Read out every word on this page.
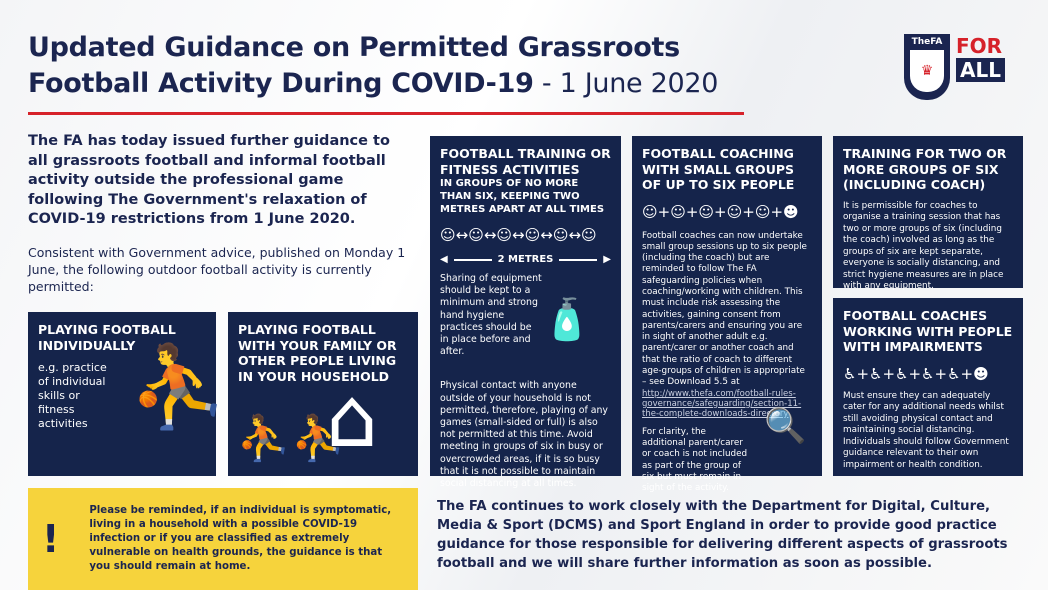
Updated Guidance on Permitted Grassroots
Football Activity During COVID-19 - 1 June 2020
TheFA
♛
FOR
ALL
The FA has today issued further guidance to all grassroots football and informal football activity outside the professional game following The Government's relaxation of COVID-19 restrictions from 1 June 2020.
Consistent with Government advice, published on Monday 1 June, the following outdoor football activity is currently permitted:
PLAYING FOOTBALL INDIVIDUALLY

e.g. practice of individual skills or fitness activities ⛹
PLAYING FOOTBALL WITH YOUR FAMILY OR OTHER PEOPLE LIVING IN YOUR HOUSEHOLD
⛹⛹
⌂
FOOTBALL TRAINING OR FITNESS ACTIVITIES
IN GROUPS OF NO MORE THAN SIX, KEEPING TWO METRES APART AT ALL TIMES
☺↔☺↔☺↔☺↔☺↔☺
◀	2 METRES	▶

Sharing of equipment should be kept to a minimum and strong hand hygiene practices should be in place before and after.

🧴

Physical contact with anyone outside of your household is not permitted, therefore, playing of any games (small-sided or full) is also not permitted at this time. Avoid meeting in groups of six in busy or overcrowded areas, if it is so busy that it is not possible to maintain social distancing at all times.

FOOTBALL COACHING WITH SMALL GROUPS OF UP TO SIX PEOPLE
☺+☺+☺+☺+☺+☻

Football coaches can now undertake small group sessions up to six people (including the coach) but are reminded to follow The FA safeguarding policies when coaching/working with children. This must include risk assessing the activities, gaining consent from parents/carers and ensuring you are in sight of another adult e.g. parent/carer or another coach and that the ratio of coach to different age-groups of children is appropriate – see Download 5.5 at

http://www.thefa.com/football-rules-governance/safeguarding/section-11-the-complete-downloads-directory

For clarity, the additional parent/carer or coach is not included as part of the group of six but must remain in sight of the activity.

🔍
TRAINING FOR TWO OR MORE GROUPS OF SIX (INCLUDING COACH)

It is permissible for coaches to organise a training session that has two or more groups of six (including the coach) involved as long as the groups of six are kept separate, everyone is socially distancing, and strict hygiene measures are in place with any equipment.

FOOTBALL COACHES WORKING WITH PEOPLE WITH IMPAIRMENTS
♿+♿+♿+♿+♿+☻

Must ensure they can adequately cater for any additional needs whilst still avoiding physical contact and maintaining social distancing. Individuals should follow Government guidance relevant to their own impairment or health condition.

!

Please be reminded, if an individual is symptomatic, living in a household with a possible COVID-19 infection or if you are classified as extremely vulnerable on health grounds, the guidance is that you should remain at home.

The FA continues to work closely with the Department for Digital, Culture, Media & Sport (DCMS) and Sport England in order to provide good practice guidance for those responsible for delivering different aspects of grassroots football and we will share further information as soon as possible.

____________

◆ Given instruction: Please set down each line of the data above exactly as written, without the pictures.

◆ Reply:
Read out every word on this page.
Updated Guidance on Permitted Grassroots
Football Activity During COVID-19 - 1 June 2020
TheFA
♛
FOR
ALL
The FA has today issued further guidance to all grassroots football and informal football activity outside the professional game following The Government's relaxation of COVID-19 restrictions from 1 June 2020.
Consistent with Government advice, published on Monday 1 June, the following outdoor football activity is currently permitted:
PLAYING FOOTBALL INDIVIDUALLY

e.g. practice of individual skills or fitness activities ⛹
PLAYING FOOTBALL WITH YOUR FAMILY OR OTHER PEOPLE LIVING IN YOUR HOUSEHOLD
⛹⛹
⌂
FOOTBALL TRAINING OR FITNESS ACTIVITIES
IN GROUPS OF NO MORE THAN SIX, KEEPING TWO METRES APART AT ALL TIMES
☺↔☺↔☺↔☺↔☺↔☺
◀	2 METRES	▶

Sharing of equipment should be kept to a minimum and strong hand hygiene practices should be in place before and after.

🧴

Physical contact with anyone outside of your household is not permitted, therefore, playing of any games (small-sided or full) is also not permitted at this time. Avoid meeting in groups of six in busy or overcrowded areas, if it is so busy that it is not possible to maintain social distancing at all times.

FOOTBALL COACHING WITH SMALL GROUPS OF UP TO SIX PEOPLE
☺+☺+☺+☺+☺+☻

Football coaches can now undertake small group sessions up to six people (including the coach) but are reminded to follow The FA safeguarding policies when coaching/working with children. This must include risk assessing the activities, gaining consent from parents/carers and ensuring you are in sight of another adult e.g. parent/carer or another coach and that the ratio of coach to different age-groups of children is appropriate – see Download 5.5 at

http://www.thefa.com/football-rules-governance/safeguarding/section-11-the-complete-downloads-directory

For clarity, the additional parent/carer or coach is not included as part of the group of six but must remain in sight of the activity.

🔍
TRAINING FOR TWO OR MORE GROUPS OF SIX (INCLUDING COACH)

It is permissible for coaches to organise a training session that has two or more groups of six (including the coach) involved as long as the groups of six are kept separate, everyone is socially distancing, and strict hygiene measures are in place with any equipment.

FOOTBALL COACHES WORKING WITH PEOPLE WITH IMPAIRMENTS
♿+♿+♿+♿+♿+☻

Must ensure they can adequately cater for any additional needs whilst still avoiding physical contact and maintaining social distancing. Individuals should follow Government guidance relevant to their own impairment or health condition.

!

Please be reminded, if an individual is symptomatic, living in a household with a possible COVID-19 infection or if you are classified as extremely vulnerable on health grounds, the guidance is that you should remain at home.

The FA continues to work closely with the Department for Digital, Culture, Media & Sport (DCMS) and Sport England in order to provide good practice guidance for those responsible for delivering different aspects of grassroots football and we will share further information as soon as possible.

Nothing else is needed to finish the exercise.